Aufgabenbeschreibung:
Ändere die folgenden Zeilen so, dass überall „series-line“ durch „data-line“ ersetzt ist, und lass alles andere genau gleich.

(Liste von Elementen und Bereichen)
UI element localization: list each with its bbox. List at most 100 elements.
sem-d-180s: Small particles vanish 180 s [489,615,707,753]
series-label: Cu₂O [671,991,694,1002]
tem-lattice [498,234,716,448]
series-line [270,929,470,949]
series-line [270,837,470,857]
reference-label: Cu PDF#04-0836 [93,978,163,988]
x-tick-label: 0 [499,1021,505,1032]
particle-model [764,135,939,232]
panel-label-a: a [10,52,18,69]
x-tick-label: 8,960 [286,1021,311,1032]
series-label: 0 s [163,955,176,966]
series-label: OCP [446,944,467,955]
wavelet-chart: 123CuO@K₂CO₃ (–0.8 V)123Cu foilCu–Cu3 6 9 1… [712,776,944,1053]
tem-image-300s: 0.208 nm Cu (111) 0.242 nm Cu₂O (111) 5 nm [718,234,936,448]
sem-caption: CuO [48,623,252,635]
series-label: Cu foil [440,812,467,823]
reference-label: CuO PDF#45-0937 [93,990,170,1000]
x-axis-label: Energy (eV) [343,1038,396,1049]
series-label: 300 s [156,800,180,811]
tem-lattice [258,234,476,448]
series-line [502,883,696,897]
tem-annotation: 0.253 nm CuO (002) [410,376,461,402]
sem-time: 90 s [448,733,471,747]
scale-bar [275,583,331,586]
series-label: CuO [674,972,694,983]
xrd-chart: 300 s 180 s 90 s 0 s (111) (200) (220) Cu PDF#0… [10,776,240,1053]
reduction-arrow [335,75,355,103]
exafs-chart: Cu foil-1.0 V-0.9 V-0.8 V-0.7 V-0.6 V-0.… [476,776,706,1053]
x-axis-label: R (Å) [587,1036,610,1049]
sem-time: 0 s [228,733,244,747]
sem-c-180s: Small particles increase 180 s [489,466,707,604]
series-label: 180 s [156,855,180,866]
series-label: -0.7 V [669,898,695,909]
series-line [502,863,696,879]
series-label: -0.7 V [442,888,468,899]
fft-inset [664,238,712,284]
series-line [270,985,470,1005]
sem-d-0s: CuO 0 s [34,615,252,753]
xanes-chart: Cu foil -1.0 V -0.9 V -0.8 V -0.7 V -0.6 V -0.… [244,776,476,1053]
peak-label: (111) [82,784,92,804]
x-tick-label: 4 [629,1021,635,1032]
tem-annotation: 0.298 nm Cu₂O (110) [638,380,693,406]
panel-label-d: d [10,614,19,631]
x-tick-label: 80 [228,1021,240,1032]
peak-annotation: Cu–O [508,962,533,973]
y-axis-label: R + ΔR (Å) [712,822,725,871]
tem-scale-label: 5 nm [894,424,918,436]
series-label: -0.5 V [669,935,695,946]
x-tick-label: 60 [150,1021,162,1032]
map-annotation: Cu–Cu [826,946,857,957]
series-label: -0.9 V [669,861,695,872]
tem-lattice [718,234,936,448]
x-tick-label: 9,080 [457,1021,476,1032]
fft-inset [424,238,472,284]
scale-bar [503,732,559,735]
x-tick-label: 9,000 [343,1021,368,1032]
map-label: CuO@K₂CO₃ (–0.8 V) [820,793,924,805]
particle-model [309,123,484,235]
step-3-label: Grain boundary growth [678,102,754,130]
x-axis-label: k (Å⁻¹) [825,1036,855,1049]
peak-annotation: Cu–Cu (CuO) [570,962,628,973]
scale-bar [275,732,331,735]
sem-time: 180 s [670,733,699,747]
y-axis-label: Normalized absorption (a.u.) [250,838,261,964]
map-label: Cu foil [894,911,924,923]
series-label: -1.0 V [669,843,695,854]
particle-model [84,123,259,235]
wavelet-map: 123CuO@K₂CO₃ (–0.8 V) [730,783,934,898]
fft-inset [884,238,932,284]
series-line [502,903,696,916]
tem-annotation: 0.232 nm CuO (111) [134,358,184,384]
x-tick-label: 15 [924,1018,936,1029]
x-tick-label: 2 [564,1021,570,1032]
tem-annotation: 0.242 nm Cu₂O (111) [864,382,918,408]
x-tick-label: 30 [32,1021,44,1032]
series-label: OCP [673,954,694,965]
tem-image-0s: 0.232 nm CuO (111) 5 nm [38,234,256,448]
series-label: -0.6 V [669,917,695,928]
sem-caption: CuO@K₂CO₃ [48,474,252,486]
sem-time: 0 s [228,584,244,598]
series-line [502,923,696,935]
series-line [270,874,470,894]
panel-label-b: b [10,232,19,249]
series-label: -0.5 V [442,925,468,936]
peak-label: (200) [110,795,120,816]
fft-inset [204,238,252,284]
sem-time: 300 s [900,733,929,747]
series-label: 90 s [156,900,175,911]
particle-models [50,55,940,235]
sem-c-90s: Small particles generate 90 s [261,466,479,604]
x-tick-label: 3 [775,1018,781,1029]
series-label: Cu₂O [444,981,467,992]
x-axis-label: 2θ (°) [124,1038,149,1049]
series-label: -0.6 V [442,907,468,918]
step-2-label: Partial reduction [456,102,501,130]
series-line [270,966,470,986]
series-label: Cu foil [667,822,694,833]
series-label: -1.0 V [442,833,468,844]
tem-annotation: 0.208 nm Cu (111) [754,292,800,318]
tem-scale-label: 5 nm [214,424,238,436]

Lösung:
UI element localization: list each with its bbox. List at most 100 elements.
sem-d-180s: Small particles vanish 180 s [489,615,707,753]
series-label: Cu₂O [671,991,694,1002]
tem-lattice [498,234,716,448]
data-line [270,929,470,949]
data-line [270,837,470,857]
reference-label: Cu PDF#04-0836 [93,978,163,988]
x-tick-label: 0 [499,1021,505,1032]
particle-model [764,135,939,232]
panel-label-a: a [10,52,18,69]
x-tick-label: 8,960 [286,1021,311,1032]
series-label: 0 s [163,955,176,966]
series-label: OCP [446,944,467,955]
wavelet-chart: 123CuO@K₂CO₃ (–0.8 V)123Cu foilCu–Cu3 6 9 1… [712,776,944,1053]
tem-image-300s: 0.208 nm Cu (111) 0.242 nm Cu₂O (111) 5 nm [718,234,936,448]
sem-caption: CuO [48,623,252,635]
series-label: Cu foil [440,812,467,823]
reference-label: CuO PDF#45-0937 [93,990,170,1000]
x-axis-label: Energy (eV) [343,1038,396,1049]
series-label: 300 s [156,800,180,811]
tem-lattice [258,234,476,448]
data-line [502,883,696,897]
tem-annotation: 0.253 nm CuO (002) [410,376,461,402]
sem-time: 90 s [448,733,471,747]
scale-bar [275,583,331,586]
series-label: CuO [674,972,694,983]
xrd-chart: 300 s 180 s 90 s 0 s (111) (200) (220) Cu PDF#0… [10,776,240,1053]
reduction-arrow [335,75,355,103]
exafs-chart: Cu foil-1.0 V-0.9 V-0.8 V-0.7 V-0.6 V-0.… [476,776,706,1053]
x-axis-label: R (Å) [587,1036,610,1049]
sem-time: 0 s [228,733,244,747]
sem-c-180s: Small particles increase 180 s [489,466,707,604]
series-label: 180 s [156,855,180,866]
series-label: -0.7 V [669,898,695,909]
data-line [502,863,696,879]
series-label: -0.7 V [442,888,468,899]
fft-inset [664,238,712,284]
data-line [270,985,470,1005]
sem-d-0s: CuO 0 s [34,615,252,753]
xanes-chart: Cu foil -1.0 V -0.9 V -0.8 V -0.7 V -0.6 V -0.… [244,776,476,1053]
peak-label: (111) [82,784,92,804]
x-tick-label: 4 [629,1021,635,1032]
tem-annotation: 0.298 nm Cu₂O (110) [638,380,693,406]
panel-label-d: d [10,614,19,631]
x-tick-label: 80 [228,1021,240,1032]
peak-annotation: Cu–O [508,962,533,973]
y-axis-label: R + ΔR (Å) [712,822,725,871]
tem-scale-label: 5 nm [894,424,918,436]
series-label: -0.5 V [669,935,695,946]
x-tick-label: 60 [150,1021,162,1032]
map-annotation: Cu–Cu [826,946,857,957]
series-label: -0.9 V [669,861,695,872]
tem-lattice [718,234,936,448]
x-tick-label: 9,080 [457,1021,476,1032]
fft-inset [424,238,472,284]
scale-bar [503,732,559,735]
x-tick-label: 9,000 [343,1021,368,1032]
map-label: CuO@K₂CO₃ (–0.8 V) [820,793,924,805]
particle-model [309,123,484,235]
step-3-label: Grain boundary growth [678,102,754,130]
x-axis-label: k (Å⁻¹) [825,1036,855,1049]
peak-annotation: Cu–Cu (CuO) [570,962,628,973]
scale-bar [275,732,331,735]
sem-time: 180 s [670,733,699,747]
y-axis-label: Normalized absorption (a.u.) [250,838,261,964]
map-label: Cu foil [894,911,924,923]
series-label: -1.0 V [669,843,695,854]
particle-model [84,123,259,235]
wavelet-map: 123CuO@K₂CO₃ (–0.8 V) [730,783,934,898]
fft-inset [884,238,932,284]
data-line [502,903,696,916]
tem-annotation: 0.232 nm CuO (111) [134,358,184,384]
x-tick-label: 15 [924,1018,936,1029]
x-tick-label: 2 [564,1021,570,1032]
tem-annotation: 0.242 nm Cu₂O (111) [864,382,918,408]
x-tick-label: 30 [32,1021,44,1032]
series-label: OCP [673,954,694,965]
tem-image-0s: 0.232 nm CuO (111) 5 nm [38,234,256,448]
series-label: -0.6 V [669,917,695,928]
sem-caption: CuO@K₂CO₃ [48,474,252,486]
sem-time: 0 s [228,584,244,598]
data-line [502,923,696,935]
data-line [270,874,470,894]
panel-label-b: b [10,232,19,249]
series-label: -0.5 V [442,925,468,936]
peak-label: (200) [110,795,120,816]
fft-inset [204,238,252,284]
sem-time: 300 s [900,733,929,747]
series-label: 90 s [156,900,175,911]
particle-models [50,55,940,235]
sem-c-90s: Small particles generate 90 s [261,466,479,604]
x-tick-label: 3 [775,1018,781,1029]
series-label: Cu₂O [444,981,467,992]
x-axis-label: 2θ (°) [124,1038,149,1049]
series-label: -0.6 V [442,907,468,918]
step-2-label: Partial reduction [456,102,501,130]
data-line [270,966,470,986]
series-label: Cu foil [667,822,694,833]
series-label: -1.0 V [442,833,468,844]
tem-annotation: 0.208 nm Cu (111) [754,292,800,318]
tem-scale-label: 5 nm [214,424,238,436]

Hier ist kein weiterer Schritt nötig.